Croatia in the Early Middle Ages is the first volume of the intended 5 volumes series that intends to present to the wider audience (in French and English editions) the, in the alchemist parlance, “quintessentia” of Croatian culture and civilization, spanning thirteen centuries (7th to 20th ). The entire series is a project of Croatian Academy of Sciences and Arts, and the other four volumes will see the light in the next few years (the second volume which covers the 13th to 16th century period-mature Medieval Age and Humanism and Renaissance- has already been published in Croatian, with English and French translations to appear till the end of 2003.) This voluminous (630+ pages; dimensions 22 cm x 30 cm) book, written by pre-eminent Croatian academicians and scholars, lavishly illustrated, both scholarly impeccable and accessible to the interested general reading public, is divided into 8 major chapters and 30 minor ones. The major chapters are: Croatia in European History and Culture; Croatian Territorry in Classical Antiquity and in the Middle Ages; Origins, Society, State and Religion; Sources-Inscriptions; Language and Literature; Fine Arts; Music; Science and Philosophy. Since it is beyond the scope of the review to enumerate all minor chapters, it will have to suffice to name just a few in order to get “the flavor” of the Croatia in the Early Middle Ages survey: Croatia-historical and cultural identity; Greek and Roman Antiquity; The archaelogical heritage of early Croats; The Church and Christianity; The Croatian glagolitic and cyrillic epigraphs until 1200; Language and literature; Glagolitism and glagolism; The pre-Romanesque in Croatia; Sculpture from the 8th to the 12th century; Illuminated manuscripts; The first centuries of Croatian music; Glagolitic chant; Science and philosophy among Croats.

**Supplied data**
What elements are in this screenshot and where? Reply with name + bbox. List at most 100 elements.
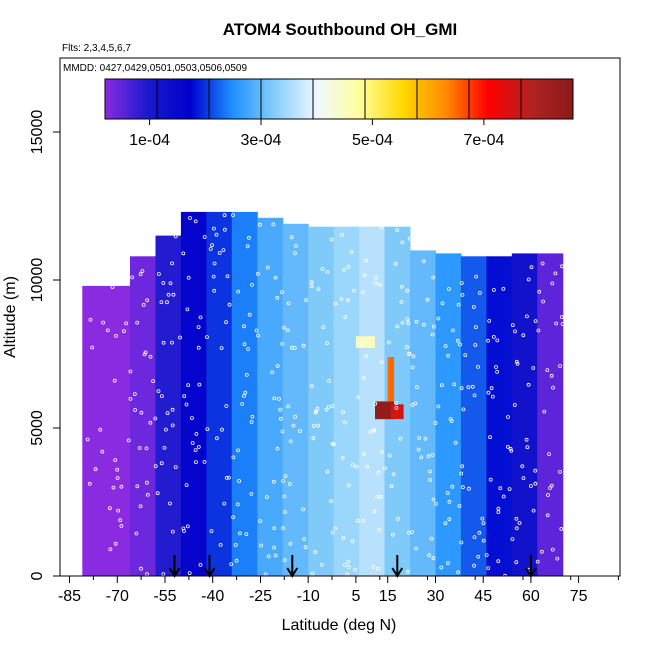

**Aim**
Retype the entire book review word for word. The material is separate from the book review.

**Answer to this task**
Croatia in the Early Middle Ages is the first volume of the intended 5 volumes series that intends to present to the wider audience (in French and English editions) the, in the alchemist parlance, “quintessentia” of Croatian culture and civilization, spanning thirteen centuries (7th to 20th ). The entire series is a project of Croatian Academy of Sciences and Arts, and the other four volumes will see the light in the next few years (the second volume which covers the 13th to 16th century period-mature Medieval Age and Humanism and Renaissance- has already been published in Croatian, with English and French translations to appear till the end of 2003.) This voluminous (630+ pages; dimensions 22 cm x 30 cm) book, written by pre-eminent Croatian academicians and scholars, lavishly illustrated, both scholarly impeccable and accessible to the interested general reading public, is divided into 8 major chapters and 30 minor ones. The major chapters are: Croatia in European History and Culture; Croatian Territorry in Classical Antiquity and in the Middle Ages; Origins, Society, State and Religion; Sources-Inscriptions; Language and Literature; Fine Arts; Music; Science and Philosophy. Since it is beyond the scope of the review to enumerate all minor chapters, it will have to suffice to name just a few in order to get “the flavor” of the Croatia in the Early Middle Ages survey: Croatia-historical and cultural identity; Greek and Roman Antiquity; The archaelogical heritage of early Croats; The Church and Christianity; The Croatian glagolitic and cyrillic epigraphs until 1200; Language and literature; Glagolitism and glagolism; The pre-Romanesque in Croatia; Sculpture from the 8th to the 12th century; Illuminated manuscripts; The first centuries of Croatian music; Glagolitic chant; Science and philosophy among Croats.